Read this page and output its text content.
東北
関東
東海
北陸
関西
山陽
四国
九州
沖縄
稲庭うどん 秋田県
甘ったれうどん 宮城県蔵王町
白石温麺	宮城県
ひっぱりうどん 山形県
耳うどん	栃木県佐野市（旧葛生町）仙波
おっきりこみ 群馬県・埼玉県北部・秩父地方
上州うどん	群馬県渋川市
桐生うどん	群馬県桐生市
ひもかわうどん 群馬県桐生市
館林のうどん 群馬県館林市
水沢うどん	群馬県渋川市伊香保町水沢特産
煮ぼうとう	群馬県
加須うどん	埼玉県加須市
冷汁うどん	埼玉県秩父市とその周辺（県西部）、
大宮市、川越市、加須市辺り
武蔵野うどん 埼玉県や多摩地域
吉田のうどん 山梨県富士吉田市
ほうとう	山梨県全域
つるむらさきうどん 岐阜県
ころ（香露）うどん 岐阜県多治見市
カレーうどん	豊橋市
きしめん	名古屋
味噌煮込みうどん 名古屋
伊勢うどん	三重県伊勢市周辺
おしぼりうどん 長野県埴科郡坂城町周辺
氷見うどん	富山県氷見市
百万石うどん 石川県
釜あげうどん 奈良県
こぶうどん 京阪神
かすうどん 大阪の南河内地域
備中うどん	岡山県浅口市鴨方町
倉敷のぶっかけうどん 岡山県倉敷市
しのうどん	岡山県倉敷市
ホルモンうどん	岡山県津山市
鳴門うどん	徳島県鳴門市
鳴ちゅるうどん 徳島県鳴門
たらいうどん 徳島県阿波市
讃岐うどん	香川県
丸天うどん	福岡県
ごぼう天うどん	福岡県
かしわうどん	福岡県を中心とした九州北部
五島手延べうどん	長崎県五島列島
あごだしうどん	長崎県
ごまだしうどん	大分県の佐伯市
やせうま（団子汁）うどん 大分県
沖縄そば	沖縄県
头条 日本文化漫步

DIRECTIVE. Each line must be given again exactly as written above.

SOLUTION.
Read this page and output its text content.
東北
関東
東海
北陸
関西
山陽
四国
九州
沖縄
稲庭うどん 秋田県
甘ったれうどん 宮城県蔵王町
白石温麺	宮城県
ひっぱりうどん 山形県
耳うどん	栃木県佐野市（旧葛生町）仙波
おっきりこみ 群馬県・埼玉県北部・秩父地方
上州うどん	群馬県渋川市
桐生うどん	群馬県桐生市
ひもかわうどん 群馬県桐生市
館林のうどん 群馬県館林市
水沢うどん	群馬県渋川市伊香保町水沢特産
煮ぼうとう	群馬県
加須うどん	埼玉県加須市
冷汁うどん	埼玉県秩父市とその周辺（県西部）、
大宮市、川越市、加須市辺り
武蔵野うどん 埼玉県や多摩地域
吉田のうどん 山梨県富士吉田市
ほうとう	山梨県全域
つるむらさきうどん 岐阜県
ころ（香露）うどん 岐阜県多治見市
カレーうどん	豊橋市
きしめん	名古屋
味噌煮込みうどん 名古屋
伊勢うどん	三重県伊勢市周辺
おしぼりうどん 長野県埴科郡坂城町周辺
氷見うどん	富山県氷見市
百万石うどん 石川県
釜あげうどん 奈良県
こぶうどん 京阪神
かすうどん 大阪の南河内地域
備中うどん	岡山県浅口市鴨方町
倉敷のぶっかけうどん 岡山県倉敷市
しのうどん	岡山県倉敷市
ホルモンうどん	岡山県津山市
鳴門うどん	徳島県鳴門市
鳴ちゅるうどん 徳島県鳴門
たらいうどん 徳島県阿波市
讃岐うどん	香川県
丸天うどん	福岡県
ごぼう天うどん	福岡県
かしわうどん	福岡県を中心とした九州北部
五島手延べうどん	長崎県五島列島
あごだしうどん	長崎県
ごまだしうどん	大分県の佐伯市
やせうま（団子汁）うどん 大分県
沖縄そば	沖縄県
头条 日本文化漫步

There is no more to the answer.